#### WORK TO COMPLETE:
List each line of the data that holds the word "GeographicLib".

#### DATA FOR THIS TASK:
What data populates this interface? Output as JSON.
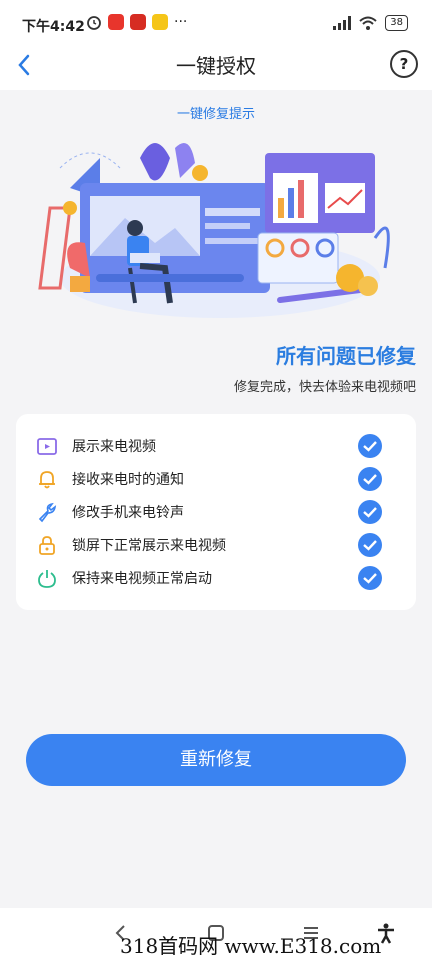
{
  "status_bar": {
    "time": "下午4:42",
    "battery": "38",
    "more": "···"
  },
  "navbar": {
    "title": "一键授权",
    "help_icon": "question-circle-icon",
    "back_icon": "chevron-left-icon"
  },
  "hint_link": "一键修复提示",
  "result": {
    "title": "所有问题已修复",
    "subtitle": "修复完成，快去体验来电视频吧"
  },
  "items": [
    {
      "label": "展示来电视频",
      "icon": "video-icon",
      "color": "#8a6be8"
    },
    {
      "label": "接收来电时的通知",
      "icon": "bell-icon",
      "color": "#f0a526"
    },
    {
      "label": "修改手机来电铃声",
      "icon": "wrench-icon",
      "color": "#3a83f1"
    },
    {
      "label": "锁屏下正常展示来电视频",
      "icon": "lock-icon",
      "color": "#f0a526"
    },
    {
      "label": "保持来电视频正常启动",
      "icon": "power-icon",
      "color": "#2dbd8e"
    }
  ],
  "repair_button": "重新修复",
  "watermark": "318首码网 www.E318.com",
  "colors": {
    "accent": "#3a83f1",
    "title_blue": "#2b7de0",
    "background": "#f4f4f6"
  }
}
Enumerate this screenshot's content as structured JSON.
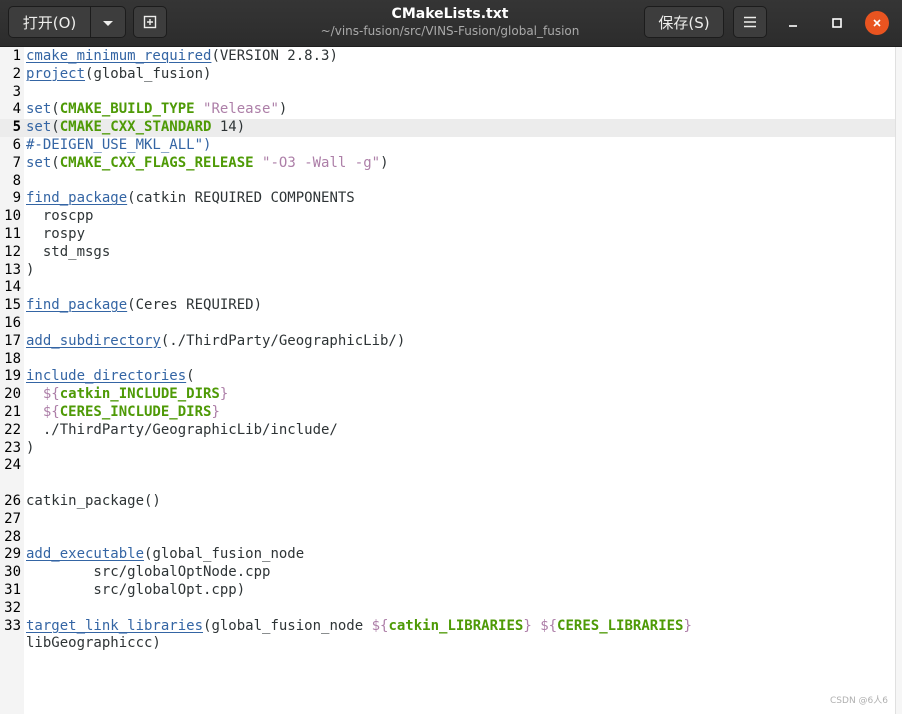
{
  "header": {
    "open_label": "打开(O)",
    "open_menu_icon": "chevron-down-icon",
    "new_tab_icon": "new-tab-icon",
    "title": "CMakeLists.txt",
    "subtitle": "~/vins-fusion/src/VINS-Fusion/global_fusion",
    "save_label": "保存(S)",
    "menu_icon": "hamburger-icon",
    "window_controls": [
      "minimize-icon",
      "maximize-icon",
      "close-icon"
    ]
  },
  "editor": {
    "current_line": 5,
    "lines": [
      {
        "n": "1",
        "segs": [
          [
            "kw",
            "cmake_minimum_required"
          ],
          [
            "plain",
            "(VERSION 2.8.3)"
          ]
        ]
      },
      {
        "n": "2",
        "segs": [
          [
            "kw",
            "project"
          ],
          [
            "plain",
            "(global_fusion)"
          ]
        ]
      },
      {
        "n": "3",
        "segs": []
      },
      {
        "n": "4",
        "segs": [
          [
            "cmd",
            "set"
          ],
          [
            "plain",
            "("
          ],
          [
            "var",
            "CMAKE_BUILD_TYPE"
          ],
          [
            "plain",
            " "
          ],
          [
            "str",
            "\"Release\""
          ],
          [
            "plain",
            ")"
          ]
        ]
      },
      {
        "n": "5",
        "segs": [
          [
            "cmd",
            "set"
          ],
          [
            "plain",
            "("
          ],
          [
            "var",
            "CMAKE_CXX_STANDARD"
          ],
          [
            "plain",
            " 14)"
          ]
        ]
      },
      {
        "n": "6",
        "segs": [
          [
            "cmt",
            "#-DEIGEN_USE_MKL_ALL\")"
          ]
        ]
      },
      {
        "n": "7",
        "segs": [
          [
            "cmd",
            "set"
          ],
          [
            "plain",
            "("
          ],
          [
            "var",
            "CMAKE_CXX_FLAGS_RELEASE"
          ],
          [
            "plain",
            " "
          ],
          [
            "str",
            "\"-O3 -Wall -g\""
          ],
          [
            "plain",
            ")"
          ]
        ]
      },
      {
        "n": "8",
        "segs": []
      },
      {
        "n": "9",
        "segs": [
          [
            "kw",
            "find_package"
          ],
          [
            "plain",
            "(catkin REQUIRED COMPONENTS"
          ]
        ]
      },
      {
        "n": "10",
        "segs": [
          [
            "plain",
            "  roscpp"
          ]
        ]
      },
      {
        "n": "11",
        "segs": [
          [
            "plain",
            "  rospy"
          ]
        ]
      },
      {
        "n": "12",
        "segs": [
          [
            "plain",
            "  std_msgs"
          ]
        ]
      },
      {
        "n": "13",
        "segs": [
          [
            "plain",
            ")"
          ]
        ]
      },
      {
        "n": "14",
        "segs": []
      },
      {
        "n": "15",
        "segs": [
          [
            "kw",
            "find_package"
          ],
          [
            "plain",
            "(Ceres REQUIRED)"
          ]
        ]
      },
      {
        "n": "16",
        "segs": []
      },
      {
        "n": "17",
        "segs": [
          [
            "kw",
            "add_subdirectory"
          ],
          [
            "plain",
            "(./ThirdParty/GeographicLib/)"
          ]
        ]
      },
      {
        "n": "18",
        "segs": []
      },
      {
        "n": "19",
        "segs": [
          [
            "kw",
            "include_directories"
          ],
          [
            "plain",
            "("
          ]
        ]
      },
      {
        "n": "20",
        "segs": [
          [
            "plain",
            "  "
          ],
          [
            "str",
            "${"
          ],
          [
            "var",
            "catkin_INCLUDE_DIRS"
          ],
          [
            "str",
            "}"
          ]
        ]
      },
      {
        "n": "21",
        "segs": [
          [
            "plain",
            "  "
          ],
          [
            "str",
            "${"
          ],
          [
            "var",
            "CERES_INCLUDE_DIRS"
          ],
          [
            "str",
            "}"
          ]
        ]
      },
      {
        "n": "22",
        "segs": [
          [
            "plain",
            "  ./ThirdParty/GeographicLib/include/"
          ]
        ]
      },
      {
        "n": "23",
        "segs": [
          [
            "plain",
            ")"
          ]
        ]
      },
      {
        "n": "24",
        "segs": []
      },
      {
        "n": "",
        "segs": []
      },
      {
        "n": "26",
        "segs": [
          [
            "plain",
            "catkin_package()"
          ]
        ]
      },
      {
        "n": "27",
        "segs": []
      },
      {
        "n": "28",
        "segs": []
      },
      {
        "n": "29",
        "segs": [
          [
            "kw",
            "add_executable"
          ],
          [
            "plain",
            "(global_fusion_node"
          ]
        ]
      },
      {
        "n": "30",
        "segs": [
          [
            "plain",
            "        src/globalOptNode.cpp"
          ]
        ]
      },
      {
        "n": "31",
        "segs": [
          [
            "plain",
            "        src/globalOpt.cpp)"
          ]
        ]
      },
      {
        "n": "32",
        "segs": []
      },
      {
        "n": "33",
        "segs": [
          [
            "kw",
            "target_link_libraries"
          ],
          [
            "plain",
            "(global_fusion_node "
          ],
          [
            "str",
            "${"
          ],
          [
            "var",
            "catkin_LIBRARIES"
          ],
          [
            "str",
            "}"
          ],
          [
            "plain",
            " "
          ],
          [
            "str",
            "${"
          ],
          [
            "var",
            "CERES_LIBRARIES"
          ],
          [
            "str",
            "}"
          ]
        ]
      },
      {
        "n": "",
        "segs": [
          [
            "plain",
            "libGeographiccc)"
          ]
        ]
      }
    ]
  },
  "watermark": "CSDN @6人6"
}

#### FINISHED ANSWER:
            "(./ThirdParty/GeographicLib/)"
            "  ./ThirdParty/GeographicLib/include/"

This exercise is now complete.